— OBJECTIVE —
Copy each line in which the string "value" occurs.

— PROVIDED INFORMATION —

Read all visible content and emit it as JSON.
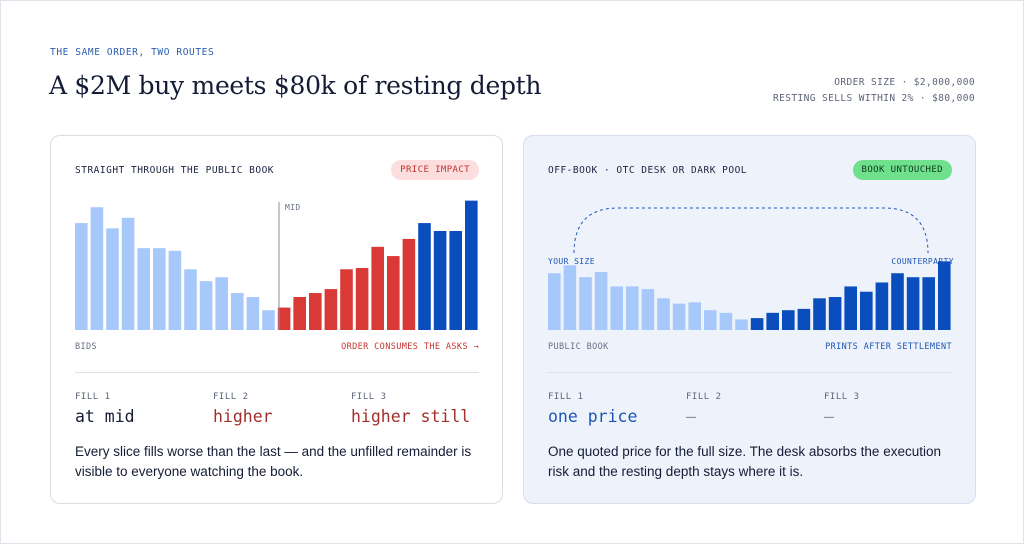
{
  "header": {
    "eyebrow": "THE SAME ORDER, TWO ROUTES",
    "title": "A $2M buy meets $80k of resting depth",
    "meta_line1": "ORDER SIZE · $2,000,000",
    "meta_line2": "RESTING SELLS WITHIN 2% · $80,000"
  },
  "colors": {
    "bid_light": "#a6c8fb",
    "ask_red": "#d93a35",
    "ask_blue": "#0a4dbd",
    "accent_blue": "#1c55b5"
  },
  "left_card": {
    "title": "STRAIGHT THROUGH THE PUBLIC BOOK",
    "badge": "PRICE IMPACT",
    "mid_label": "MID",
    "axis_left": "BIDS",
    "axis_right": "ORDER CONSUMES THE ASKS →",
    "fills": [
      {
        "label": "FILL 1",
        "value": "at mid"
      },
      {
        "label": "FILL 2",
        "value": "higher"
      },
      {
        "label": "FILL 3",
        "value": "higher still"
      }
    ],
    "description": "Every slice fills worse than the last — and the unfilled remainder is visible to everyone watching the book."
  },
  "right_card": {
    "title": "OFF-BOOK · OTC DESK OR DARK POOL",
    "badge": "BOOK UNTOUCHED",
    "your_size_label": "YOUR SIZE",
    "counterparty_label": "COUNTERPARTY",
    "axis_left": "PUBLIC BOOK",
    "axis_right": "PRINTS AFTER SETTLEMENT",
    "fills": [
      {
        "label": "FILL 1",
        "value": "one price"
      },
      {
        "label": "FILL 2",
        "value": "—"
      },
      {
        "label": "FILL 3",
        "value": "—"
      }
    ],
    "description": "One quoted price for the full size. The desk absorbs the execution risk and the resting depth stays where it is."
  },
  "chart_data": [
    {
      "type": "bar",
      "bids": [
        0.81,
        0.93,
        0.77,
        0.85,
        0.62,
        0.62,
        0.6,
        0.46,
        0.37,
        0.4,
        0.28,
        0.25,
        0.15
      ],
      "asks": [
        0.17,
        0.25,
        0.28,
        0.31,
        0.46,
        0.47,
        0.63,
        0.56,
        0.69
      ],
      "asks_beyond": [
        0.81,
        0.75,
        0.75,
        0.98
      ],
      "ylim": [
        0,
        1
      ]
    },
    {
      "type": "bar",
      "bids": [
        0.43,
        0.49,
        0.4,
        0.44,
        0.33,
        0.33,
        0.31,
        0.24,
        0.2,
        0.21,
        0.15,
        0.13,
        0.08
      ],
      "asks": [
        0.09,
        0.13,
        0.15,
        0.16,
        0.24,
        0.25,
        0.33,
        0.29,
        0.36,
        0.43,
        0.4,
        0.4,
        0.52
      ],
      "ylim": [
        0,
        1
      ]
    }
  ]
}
==
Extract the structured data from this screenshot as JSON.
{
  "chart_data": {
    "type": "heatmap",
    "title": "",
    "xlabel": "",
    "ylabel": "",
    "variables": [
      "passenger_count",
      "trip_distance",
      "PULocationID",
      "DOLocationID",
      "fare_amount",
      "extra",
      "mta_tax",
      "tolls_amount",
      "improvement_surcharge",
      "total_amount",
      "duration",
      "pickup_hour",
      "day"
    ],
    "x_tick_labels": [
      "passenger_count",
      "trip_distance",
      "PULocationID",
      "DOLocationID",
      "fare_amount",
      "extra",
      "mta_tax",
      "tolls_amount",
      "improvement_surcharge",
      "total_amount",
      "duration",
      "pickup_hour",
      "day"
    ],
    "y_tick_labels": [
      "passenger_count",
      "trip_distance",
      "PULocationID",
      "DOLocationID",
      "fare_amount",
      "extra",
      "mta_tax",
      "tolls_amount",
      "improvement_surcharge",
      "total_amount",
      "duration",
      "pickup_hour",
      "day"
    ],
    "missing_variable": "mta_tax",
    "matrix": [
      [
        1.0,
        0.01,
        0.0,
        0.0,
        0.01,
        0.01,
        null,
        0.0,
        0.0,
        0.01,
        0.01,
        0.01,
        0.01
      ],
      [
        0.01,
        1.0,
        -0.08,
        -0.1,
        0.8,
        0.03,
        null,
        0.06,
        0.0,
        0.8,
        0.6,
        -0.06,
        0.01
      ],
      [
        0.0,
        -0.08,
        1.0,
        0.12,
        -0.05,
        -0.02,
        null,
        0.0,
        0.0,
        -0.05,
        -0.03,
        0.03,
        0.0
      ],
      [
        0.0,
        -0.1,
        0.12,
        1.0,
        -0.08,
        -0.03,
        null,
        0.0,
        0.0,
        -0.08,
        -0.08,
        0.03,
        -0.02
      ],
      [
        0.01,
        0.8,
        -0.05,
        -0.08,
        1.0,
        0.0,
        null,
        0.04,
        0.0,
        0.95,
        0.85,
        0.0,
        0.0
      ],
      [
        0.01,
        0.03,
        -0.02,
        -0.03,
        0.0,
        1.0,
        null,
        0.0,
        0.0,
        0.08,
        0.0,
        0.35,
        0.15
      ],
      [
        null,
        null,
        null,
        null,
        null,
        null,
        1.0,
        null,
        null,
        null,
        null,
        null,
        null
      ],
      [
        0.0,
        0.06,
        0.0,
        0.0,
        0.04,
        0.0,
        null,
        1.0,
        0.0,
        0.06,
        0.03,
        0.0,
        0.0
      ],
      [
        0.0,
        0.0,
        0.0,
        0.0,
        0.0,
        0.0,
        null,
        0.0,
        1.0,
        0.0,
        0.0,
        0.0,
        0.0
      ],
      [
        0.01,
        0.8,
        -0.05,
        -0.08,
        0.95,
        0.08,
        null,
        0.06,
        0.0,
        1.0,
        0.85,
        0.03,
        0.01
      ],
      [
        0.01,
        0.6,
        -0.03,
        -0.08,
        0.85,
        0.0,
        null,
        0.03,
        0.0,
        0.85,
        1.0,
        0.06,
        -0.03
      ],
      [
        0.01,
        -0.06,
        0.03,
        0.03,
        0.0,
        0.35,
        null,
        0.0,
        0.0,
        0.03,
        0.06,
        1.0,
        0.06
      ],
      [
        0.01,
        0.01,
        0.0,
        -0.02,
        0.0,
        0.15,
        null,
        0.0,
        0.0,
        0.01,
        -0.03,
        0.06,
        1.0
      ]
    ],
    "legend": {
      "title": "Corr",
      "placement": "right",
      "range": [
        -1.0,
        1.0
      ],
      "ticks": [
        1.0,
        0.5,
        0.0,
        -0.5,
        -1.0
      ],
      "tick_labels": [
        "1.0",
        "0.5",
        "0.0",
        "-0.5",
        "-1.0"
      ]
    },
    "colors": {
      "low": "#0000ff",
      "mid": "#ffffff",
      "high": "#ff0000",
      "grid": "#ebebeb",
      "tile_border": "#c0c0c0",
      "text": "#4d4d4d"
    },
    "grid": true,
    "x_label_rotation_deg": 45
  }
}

— COMPLETE RESPONSE —
        "value": "at mid"
        "value": "higher"
        "value": "higher still"
        "value": "one price"
        "value": "—"
        "value": "—"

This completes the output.